**** DATA EXTRACT ****

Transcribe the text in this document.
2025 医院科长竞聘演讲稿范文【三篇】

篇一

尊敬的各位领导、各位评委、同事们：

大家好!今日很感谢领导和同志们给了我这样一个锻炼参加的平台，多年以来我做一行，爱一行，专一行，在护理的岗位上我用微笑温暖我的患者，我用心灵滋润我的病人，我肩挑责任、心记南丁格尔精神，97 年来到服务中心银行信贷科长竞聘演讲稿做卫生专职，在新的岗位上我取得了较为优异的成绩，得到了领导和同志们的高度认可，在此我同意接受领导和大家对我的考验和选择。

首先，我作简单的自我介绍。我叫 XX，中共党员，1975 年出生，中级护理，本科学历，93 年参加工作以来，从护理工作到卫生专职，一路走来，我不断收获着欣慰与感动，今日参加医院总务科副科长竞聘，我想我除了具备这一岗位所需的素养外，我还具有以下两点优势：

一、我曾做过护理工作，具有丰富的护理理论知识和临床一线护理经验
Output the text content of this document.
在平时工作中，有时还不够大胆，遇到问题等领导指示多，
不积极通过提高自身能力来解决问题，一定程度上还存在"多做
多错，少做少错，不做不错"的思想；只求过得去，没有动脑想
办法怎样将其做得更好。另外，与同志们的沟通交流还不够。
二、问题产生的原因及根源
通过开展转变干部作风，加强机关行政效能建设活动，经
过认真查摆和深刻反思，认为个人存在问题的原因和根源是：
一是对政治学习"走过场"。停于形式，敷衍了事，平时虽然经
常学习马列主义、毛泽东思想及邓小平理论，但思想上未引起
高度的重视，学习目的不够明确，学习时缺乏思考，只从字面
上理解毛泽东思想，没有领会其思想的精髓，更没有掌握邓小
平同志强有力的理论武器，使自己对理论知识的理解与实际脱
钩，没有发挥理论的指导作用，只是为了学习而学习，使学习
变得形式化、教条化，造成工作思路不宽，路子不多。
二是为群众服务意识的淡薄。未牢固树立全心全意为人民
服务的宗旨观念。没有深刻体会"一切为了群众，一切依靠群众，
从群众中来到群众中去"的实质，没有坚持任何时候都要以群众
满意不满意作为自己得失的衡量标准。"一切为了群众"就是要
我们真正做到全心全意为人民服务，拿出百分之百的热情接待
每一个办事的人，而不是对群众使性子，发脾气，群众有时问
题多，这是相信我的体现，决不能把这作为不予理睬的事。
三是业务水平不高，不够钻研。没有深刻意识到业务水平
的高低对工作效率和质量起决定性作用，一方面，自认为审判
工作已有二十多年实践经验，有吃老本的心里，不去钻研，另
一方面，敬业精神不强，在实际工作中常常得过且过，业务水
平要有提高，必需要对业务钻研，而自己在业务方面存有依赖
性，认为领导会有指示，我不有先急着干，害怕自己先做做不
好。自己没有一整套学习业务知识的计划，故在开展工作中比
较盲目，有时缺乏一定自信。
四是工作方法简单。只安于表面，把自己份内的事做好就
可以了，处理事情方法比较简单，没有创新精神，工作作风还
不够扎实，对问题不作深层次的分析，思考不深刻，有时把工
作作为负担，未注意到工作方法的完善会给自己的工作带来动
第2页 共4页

****

# STATED PROBLEM:
Give every line of the material again, exactly as it reads.

# THE OUTPUT:
Transcribe the text in this document.
2025 医院科长竞聘演讲稿范文【三篇】

篇一

尊敬的各位领导、各位评委、同事们：

大家好!今日很感谢领导和同志们给了我这样一个锻炼参加的平台，多年以来我做一行，爱一行，专一行，在护理的岗位上我用微笑温暖我的患者，我用心灵滋润我的病人，我肩挑责任、心记南丁格尔精神，97 年来到服务中心银行信贷科长竞聘演讲稿做卫生专职，在新的岗位上我取得了较为优异的成绩，得到了领导和同志们的高度认可，在此我同意接受领导和大家对我的考验和选择。

首先，我作简单的自我介绍。我叫 XX，中共党员，1975 年出生，中级护理，本科学历，93 年参加工作以来，从护理工作到卫生专职，一路走来，我不断收获着欣慰与感动，今日参加医院总务科副科长竞聘，我想我除了具备这一岗位所需的素养外，我还具有以下两点优势：

一、我曾做过护理工作，具有丰富的护理理论知识和临床一线护理经验
Output the text content of this document.
在平时工作中，有时还不够大胆，遇到问题等领导指示多，
不积极通过提高自身能力来解决问题，一定程度上还存在"多做
多错，少做少错，不做不错"的思想；只求过得去，没有动脑想
办法怎样将其做得更好。另外，与同志们的沟通交流还不够。
二、问题产生的原因及根源
通过开展转变干部作风，加强机关行政效能建设活动，经
过认真查摆和深刻反思，认为个人存在问题的原因和根源是：
一是对政治学习"走过场"。停于形式，敷衍了事，平时虽然经
常学习马列主义、毛泽东思想及邓小平理论，但思想上未引起
高度的重视，学习目的不够明确，学习时缺乏思考，只从字面
上理解毛泽东思想，没有领会其思想的精髓，更没有掌握邓小
平同志强有力的理论武器，使自己对理论知识的理解与实际脱
钩，没有发挥理论的指导作用，只是为了学习而学习，使学习
变得形式化、教条化，造成工作思路不宽，路子不多。
二是为群众服务意识的淡薄。未牢固树立全心全意为人民
服务的宗旨观念。没有深刻体会"一切为了群众，一切依靠群众，
从群众中来到群众中去"的实质，没有坚持任何时候都要以群众
满意不满意作为自己得失的衡量标准。"一切为了群众"就是要
我们真正做到全心全意为人民服务，拿出百分之百的热情接待
每一个办事的人，而不是对群众使性子，发脾气，群众有时问
题多，这是相信我的体现，决不能把这作为不予理睬的事。
三是业务水平不高，不够钻研。没有深刻意识到业务水平
的高低对工作效率和质量起决定性作用，一方面，自认为审判
工作已有二十多年实践经验，有吃老本的心里，不去钻研，另
一方面，敬业精神不强，在实际工作中常常得过且过，业务水
平要有提高，必需要对业务钻研，而自己在业务方面存有依赖
性，认为领导会有指示，我不有先急着干，害怕自己先做做不
好。自己没有一整套学习业务知识的计划，故在开展工作中比
较盲目，有时缺乏一定自信。
四是工作方法简单。只安于表面，把自己份内的事做好就
可以了，处理事情方法比较简单，没有创新精神，工作作风还
不够扎实，对问题不作深层次的分析，思考不深刻，有时把工
作作为负担，未注意到工作方法的完善会给自己的工作带来动
第2页 共4页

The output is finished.